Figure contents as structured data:
■ ■ ■ ■

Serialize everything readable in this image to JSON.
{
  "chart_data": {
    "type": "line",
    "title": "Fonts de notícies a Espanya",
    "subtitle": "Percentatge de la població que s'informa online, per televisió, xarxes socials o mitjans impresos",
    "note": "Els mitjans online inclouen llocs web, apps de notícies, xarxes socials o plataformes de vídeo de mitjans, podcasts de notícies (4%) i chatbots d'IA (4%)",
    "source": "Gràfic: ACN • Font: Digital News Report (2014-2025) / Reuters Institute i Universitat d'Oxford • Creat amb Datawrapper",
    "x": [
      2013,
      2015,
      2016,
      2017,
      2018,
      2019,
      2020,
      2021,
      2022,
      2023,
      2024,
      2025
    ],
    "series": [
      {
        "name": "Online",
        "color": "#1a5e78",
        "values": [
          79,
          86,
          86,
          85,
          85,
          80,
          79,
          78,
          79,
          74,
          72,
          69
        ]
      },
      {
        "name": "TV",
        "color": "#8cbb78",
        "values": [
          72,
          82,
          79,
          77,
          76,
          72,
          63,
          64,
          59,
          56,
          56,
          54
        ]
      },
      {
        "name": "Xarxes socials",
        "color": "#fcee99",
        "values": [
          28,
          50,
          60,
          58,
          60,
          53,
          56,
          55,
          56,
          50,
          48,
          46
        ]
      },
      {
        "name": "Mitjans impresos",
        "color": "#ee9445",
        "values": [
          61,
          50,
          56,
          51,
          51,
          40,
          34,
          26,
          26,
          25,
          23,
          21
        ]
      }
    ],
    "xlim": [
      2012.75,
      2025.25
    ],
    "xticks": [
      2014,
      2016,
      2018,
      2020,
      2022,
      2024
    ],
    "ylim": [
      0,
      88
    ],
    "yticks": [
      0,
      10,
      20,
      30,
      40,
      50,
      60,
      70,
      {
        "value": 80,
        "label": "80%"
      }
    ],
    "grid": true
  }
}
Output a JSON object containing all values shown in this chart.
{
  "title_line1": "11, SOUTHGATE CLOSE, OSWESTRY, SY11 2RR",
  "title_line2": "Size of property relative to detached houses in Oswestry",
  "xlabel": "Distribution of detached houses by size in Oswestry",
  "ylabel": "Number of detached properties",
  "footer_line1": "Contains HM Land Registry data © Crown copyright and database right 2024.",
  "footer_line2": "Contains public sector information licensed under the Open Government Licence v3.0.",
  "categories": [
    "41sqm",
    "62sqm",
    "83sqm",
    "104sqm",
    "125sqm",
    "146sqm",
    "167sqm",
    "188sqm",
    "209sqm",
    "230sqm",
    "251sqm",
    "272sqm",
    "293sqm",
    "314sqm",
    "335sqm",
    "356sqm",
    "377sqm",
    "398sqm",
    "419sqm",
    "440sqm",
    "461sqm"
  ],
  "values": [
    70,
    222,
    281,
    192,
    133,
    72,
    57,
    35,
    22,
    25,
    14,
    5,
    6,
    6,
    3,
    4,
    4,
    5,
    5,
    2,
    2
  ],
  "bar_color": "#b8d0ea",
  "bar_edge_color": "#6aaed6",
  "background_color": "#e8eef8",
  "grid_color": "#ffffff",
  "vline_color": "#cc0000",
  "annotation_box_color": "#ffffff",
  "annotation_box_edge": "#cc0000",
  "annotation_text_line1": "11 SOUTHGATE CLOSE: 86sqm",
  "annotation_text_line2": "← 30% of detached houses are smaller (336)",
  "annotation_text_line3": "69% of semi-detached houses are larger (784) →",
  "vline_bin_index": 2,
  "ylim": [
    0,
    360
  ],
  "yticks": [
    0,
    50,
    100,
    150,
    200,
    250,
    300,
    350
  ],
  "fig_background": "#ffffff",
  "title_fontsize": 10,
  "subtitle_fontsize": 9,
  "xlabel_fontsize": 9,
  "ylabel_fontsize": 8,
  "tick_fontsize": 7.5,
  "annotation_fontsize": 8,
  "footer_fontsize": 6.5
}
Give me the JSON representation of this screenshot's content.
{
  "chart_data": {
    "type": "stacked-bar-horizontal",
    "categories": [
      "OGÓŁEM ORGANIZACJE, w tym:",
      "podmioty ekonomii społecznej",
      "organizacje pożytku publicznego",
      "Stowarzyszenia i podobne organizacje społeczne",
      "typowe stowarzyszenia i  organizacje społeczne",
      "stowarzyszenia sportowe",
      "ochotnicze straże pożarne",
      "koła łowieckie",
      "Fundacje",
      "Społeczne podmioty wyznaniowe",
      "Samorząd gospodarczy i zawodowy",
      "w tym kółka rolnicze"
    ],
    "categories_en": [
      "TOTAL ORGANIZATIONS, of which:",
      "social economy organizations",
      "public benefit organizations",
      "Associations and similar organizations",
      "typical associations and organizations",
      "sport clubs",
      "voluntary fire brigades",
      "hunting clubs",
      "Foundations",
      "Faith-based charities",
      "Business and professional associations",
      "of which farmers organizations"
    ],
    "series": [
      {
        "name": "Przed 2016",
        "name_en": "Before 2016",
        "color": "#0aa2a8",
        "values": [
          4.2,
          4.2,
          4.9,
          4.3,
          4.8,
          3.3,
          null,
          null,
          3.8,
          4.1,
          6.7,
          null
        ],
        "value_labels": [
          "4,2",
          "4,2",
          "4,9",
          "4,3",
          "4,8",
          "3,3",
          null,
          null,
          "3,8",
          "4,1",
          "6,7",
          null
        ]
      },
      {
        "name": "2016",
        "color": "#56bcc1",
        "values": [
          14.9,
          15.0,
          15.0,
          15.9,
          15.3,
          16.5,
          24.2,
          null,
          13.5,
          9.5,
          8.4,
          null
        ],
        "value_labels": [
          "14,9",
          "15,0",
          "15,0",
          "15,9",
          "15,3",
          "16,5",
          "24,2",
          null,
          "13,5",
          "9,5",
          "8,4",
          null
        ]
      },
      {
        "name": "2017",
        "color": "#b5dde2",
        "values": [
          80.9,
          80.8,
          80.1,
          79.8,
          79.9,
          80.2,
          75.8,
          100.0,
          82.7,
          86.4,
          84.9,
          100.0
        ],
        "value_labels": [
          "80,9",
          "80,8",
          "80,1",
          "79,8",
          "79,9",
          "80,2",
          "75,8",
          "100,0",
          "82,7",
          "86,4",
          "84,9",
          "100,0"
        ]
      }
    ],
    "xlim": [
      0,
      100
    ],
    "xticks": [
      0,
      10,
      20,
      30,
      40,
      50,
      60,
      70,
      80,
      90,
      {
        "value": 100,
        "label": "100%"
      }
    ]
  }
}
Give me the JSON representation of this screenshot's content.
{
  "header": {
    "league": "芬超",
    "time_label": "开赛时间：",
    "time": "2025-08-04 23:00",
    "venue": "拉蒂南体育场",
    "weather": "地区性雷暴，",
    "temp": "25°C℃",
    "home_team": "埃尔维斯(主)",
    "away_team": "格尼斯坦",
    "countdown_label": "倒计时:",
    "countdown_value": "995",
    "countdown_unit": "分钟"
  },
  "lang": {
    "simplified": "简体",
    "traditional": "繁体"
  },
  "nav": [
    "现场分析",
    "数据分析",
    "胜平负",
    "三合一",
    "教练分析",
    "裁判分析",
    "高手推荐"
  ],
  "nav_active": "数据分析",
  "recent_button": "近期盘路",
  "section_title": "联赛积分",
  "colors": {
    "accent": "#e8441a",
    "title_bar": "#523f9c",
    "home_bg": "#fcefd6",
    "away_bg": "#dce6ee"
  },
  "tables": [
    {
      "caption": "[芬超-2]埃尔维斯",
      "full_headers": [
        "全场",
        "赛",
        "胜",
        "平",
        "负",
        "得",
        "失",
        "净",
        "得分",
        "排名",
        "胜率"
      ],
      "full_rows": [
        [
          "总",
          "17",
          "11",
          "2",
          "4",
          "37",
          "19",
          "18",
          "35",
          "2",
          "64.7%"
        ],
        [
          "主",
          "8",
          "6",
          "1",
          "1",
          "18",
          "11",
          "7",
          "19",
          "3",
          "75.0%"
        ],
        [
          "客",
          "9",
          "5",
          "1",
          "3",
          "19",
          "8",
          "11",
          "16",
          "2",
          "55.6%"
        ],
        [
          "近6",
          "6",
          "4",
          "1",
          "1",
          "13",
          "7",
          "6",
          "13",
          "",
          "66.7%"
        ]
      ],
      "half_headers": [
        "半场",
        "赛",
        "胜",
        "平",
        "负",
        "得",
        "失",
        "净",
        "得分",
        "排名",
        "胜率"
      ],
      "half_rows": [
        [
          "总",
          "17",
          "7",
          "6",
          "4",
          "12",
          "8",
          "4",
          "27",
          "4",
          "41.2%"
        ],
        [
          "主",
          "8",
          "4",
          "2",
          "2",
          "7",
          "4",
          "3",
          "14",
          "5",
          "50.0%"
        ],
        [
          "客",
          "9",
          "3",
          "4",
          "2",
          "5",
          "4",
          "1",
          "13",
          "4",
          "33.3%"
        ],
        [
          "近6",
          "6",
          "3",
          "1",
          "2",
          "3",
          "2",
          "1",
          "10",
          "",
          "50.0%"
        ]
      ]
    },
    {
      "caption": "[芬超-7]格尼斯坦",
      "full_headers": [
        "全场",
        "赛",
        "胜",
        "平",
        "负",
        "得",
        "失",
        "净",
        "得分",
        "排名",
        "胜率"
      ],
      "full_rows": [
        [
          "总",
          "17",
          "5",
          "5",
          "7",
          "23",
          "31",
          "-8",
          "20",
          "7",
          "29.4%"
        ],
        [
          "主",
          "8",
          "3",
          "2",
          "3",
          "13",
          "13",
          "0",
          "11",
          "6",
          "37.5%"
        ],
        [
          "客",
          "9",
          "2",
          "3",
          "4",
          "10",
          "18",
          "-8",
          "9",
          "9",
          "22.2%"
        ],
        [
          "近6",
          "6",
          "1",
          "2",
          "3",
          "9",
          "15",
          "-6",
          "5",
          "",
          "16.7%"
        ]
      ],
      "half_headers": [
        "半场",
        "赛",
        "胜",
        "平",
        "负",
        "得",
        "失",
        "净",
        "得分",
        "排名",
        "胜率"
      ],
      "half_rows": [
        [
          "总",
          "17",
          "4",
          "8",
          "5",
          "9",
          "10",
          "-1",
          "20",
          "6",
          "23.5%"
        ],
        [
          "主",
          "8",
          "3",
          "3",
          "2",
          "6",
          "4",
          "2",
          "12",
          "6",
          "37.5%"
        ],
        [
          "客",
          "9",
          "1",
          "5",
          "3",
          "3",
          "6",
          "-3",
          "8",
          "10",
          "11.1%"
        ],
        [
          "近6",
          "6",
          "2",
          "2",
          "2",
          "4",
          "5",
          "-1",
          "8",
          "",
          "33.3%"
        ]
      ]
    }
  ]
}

■ ■ ■ ■

» **Directions for this task**:
Gather up the lines containing the word "impresos" from these records and copy them.

» **Response to the task**:
    "subtitle": "Percentatge de la població que s'informa online, per televisió, xarxes socials o mitjans impresos",
        "name": "Mitjans impresos",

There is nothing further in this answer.